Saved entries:
══════════════════════════════

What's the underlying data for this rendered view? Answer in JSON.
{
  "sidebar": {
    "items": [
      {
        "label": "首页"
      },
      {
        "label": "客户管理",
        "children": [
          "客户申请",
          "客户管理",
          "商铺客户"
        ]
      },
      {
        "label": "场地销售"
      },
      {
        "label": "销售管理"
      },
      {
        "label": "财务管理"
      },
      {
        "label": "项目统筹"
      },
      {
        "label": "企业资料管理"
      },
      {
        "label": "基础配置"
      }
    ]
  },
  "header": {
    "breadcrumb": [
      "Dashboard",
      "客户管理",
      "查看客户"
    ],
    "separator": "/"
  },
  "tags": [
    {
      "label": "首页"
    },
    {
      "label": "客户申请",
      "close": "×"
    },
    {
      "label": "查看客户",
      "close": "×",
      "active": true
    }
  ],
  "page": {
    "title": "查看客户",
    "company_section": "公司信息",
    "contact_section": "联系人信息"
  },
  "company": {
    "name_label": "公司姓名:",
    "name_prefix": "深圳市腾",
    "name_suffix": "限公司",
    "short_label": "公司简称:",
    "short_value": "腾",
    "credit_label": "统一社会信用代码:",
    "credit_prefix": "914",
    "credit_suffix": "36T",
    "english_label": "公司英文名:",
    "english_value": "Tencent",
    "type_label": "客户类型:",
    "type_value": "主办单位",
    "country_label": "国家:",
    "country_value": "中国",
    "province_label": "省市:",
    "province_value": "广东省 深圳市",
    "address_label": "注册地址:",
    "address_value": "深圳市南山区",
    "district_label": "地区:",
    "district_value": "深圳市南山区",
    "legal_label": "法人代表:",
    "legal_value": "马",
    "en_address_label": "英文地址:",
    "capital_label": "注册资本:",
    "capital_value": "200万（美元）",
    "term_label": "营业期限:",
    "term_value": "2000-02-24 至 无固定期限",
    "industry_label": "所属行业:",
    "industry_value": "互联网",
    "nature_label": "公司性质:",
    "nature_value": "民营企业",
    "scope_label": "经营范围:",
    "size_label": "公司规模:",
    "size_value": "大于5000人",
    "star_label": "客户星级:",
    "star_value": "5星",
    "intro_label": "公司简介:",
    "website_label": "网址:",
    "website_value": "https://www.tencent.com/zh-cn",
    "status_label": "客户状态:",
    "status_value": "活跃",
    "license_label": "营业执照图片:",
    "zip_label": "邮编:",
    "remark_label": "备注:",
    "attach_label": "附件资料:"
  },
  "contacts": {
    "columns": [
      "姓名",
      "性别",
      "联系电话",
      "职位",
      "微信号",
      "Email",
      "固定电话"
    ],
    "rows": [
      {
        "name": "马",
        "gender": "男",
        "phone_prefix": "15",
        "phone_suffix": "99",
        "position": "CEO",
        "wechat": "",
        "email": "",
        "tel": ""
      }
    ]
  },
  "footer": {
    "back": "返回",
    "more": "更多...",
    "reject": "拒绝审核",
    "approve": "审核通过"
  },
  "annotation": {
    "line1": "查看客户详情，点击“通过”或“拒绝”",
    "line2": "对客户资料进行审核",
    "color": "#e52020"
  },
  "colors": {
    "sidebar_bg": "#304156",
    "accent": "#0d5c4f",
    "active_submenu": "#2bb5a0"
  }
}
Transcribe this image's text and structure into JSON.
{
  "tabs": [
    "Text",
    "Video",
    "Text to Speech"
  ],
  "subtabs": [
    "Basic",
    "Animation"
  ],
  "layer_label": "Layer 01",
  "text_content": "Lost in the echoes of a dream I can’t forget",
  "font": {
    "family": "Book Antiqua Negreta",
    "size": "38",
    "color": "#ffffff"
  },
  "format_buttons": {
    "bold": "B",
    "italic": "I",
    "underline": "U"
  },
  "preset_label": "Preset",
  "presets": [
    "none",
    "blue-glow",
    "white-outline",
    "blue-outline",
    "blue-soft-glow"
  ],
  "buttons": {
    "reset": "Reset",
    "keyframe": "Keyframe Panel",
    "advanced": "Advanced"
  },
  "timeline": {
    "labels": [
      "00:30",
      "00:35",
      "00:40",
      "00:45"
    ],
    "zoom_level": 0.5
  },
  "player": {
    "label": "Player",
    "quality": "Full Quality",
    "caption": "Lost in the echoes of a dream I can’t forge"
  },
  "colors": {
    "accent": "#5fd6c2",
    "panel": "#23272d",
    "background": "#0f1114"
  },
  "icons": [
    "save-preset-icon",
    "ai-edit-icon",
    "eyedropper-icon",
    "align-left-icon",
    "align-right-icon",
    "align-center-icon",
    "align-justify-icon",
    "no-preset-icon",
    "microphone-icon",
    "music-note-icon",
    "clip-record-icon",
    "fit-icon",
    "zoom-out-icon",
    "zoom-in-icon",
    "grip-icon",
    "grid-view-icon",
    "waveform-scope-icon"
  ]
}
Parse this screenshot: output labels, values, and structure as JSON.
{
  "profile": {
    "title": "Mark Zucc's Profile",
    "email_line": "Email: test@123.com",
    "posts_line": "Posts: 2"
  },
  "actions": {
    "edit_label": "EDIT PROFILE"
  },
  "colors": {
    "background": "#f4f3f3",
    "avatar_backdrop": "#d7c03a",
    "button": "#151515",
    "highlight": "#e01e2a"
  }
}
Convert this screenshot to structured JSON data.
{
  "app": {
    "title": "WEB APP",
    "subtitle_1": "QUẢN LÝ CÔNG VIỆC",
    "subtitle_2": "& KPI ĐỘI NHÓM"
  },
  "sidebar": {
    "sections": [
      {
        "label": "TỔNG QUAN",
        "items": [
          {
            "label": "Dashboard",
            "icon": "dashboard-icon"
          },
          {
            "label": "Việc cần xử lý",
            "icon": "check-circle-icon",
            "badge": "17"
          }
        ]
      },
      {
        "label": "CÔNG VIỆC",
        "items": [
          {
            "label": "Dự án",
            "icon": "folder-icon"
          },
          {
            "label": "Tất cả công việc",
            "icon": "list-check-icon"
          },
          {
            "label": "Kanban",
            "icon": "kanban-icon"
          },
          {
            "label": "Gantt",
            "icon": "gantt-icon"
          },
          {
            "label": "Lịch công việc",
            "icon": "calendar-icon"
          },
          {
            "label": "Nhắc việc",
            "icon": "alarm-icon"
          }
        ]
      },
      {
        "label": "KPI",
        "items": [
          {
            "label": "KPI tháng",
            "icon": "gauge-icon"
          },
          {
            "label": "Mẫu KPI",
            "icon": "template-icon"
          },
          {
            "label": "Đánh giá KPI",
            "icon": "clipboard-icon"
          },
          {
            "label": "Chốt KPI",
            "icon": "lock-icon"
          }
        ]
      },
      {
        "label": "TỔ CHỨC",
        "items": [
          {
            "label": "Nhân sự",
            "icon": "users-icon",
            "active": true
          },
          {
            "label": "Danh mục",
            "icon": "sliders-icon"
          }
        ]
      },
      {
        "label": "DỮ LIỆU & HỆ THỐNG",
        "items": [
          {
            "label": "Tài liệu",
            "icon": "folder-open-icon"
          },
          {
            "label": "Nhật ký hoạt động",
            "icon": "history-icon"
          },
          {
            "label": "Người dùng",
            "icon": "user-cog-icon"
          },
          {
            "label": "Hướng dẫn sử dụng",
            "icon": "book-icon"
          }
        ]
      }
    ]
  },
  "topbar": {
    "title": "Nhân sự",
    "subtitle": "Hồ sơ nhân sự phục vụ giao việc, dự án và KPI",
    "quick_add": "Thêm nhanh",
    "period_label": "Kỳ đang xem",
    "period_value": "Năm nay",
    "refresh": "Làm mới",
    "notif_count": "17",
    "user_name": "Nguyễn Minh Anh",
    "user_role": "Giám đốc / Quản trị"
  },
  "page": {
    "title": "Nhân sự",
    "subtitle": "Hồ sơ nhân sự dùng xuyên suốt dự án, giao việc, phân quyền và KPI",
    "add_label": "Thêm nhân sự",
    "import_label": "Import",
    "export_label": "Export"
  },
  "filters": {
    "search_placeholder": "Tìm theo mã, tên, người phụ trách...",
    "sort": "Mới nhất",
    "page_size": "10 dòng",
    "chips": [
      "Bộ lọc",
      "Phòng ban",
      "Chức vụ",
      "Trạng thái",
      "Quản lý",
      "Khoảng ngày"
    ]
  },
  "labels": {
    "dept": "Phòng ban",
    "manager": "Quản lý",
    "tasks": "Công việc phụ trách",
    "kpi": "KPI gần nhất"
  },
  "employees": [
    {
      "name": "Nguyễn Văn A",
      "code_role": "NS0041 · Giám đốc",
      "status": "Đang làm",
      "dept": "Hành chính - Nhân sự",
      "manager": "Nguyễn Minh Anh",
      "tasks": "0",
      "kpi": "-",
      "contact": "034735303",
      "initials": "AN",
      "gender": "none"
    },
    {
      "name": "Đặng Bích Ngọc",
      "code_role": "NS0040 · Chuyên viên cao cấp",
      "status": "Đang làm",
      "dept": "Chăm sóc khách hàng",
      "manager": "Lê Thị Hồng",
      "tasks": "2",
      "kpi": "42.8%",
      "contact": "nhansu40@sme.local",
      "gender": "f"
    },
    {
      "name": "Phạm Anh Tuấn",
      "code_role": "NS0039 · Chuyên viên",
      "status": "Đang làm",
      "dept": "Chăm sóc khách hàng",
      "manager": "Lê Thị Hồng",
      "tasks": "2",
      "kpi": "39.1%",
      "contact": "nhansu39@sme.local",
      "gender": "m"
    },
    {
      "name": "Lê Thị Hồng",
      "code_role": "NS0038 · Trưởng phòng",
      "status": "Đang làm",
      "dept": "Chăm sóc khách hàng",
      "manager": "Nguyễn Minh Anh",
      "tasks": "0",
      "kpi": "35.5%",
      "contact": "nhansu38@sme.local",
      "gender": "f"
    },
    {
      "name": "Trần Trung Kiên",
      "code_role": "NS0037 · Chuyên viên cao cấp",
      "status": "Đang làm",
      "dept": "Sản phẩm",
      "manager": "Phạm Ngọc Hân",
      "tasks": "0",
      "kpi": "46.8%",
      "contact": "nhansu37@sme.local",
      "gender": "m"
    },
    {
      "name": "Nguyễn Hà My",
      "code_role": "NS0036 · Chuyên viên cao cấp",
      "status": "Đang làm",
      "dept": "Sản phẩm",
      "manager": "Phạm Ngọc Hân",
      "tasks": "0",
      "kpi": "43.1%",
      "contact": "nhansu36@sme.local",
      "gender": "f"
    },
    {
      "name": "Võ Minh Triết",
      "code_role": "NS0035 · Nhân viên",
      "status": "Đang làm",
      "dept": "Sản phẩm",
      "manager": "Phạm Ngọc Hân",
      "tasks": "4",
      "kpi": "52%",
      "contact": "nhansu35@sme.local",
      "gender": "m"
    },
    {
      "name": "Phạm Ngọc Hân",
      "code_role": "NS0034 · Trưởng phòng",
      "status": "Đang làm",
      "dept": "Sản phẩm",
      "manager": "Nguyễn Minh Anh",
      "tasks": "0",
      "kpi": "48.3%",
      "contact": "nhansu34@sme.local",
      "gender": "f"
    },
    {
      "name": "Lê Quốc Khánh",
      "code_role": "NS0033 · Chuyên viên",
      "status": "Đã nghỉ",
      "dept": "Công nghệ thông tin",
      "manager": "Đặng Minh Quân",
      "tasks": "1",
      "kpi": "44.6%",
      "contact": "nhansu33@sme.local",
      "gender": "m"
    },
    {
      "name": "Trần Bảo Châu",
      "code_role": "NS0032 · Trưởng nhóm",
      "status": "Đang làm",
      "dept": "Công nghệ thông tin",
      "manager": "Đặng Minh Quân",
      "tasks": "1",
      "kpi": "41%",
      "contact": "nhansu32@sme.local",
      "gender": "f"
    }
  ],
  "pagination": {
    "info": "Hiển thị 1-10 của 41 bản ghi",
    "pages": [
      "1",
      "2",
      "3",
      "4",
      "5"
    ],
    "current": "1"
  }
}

══════════════════════════════

Find the lines with the string "trách" and reproduce them.

*Exercise solution:*
    "search_placeholder": "Tìm theo mã, tên, người phụ trách...",
    "tasks": "Công việc phụ trách",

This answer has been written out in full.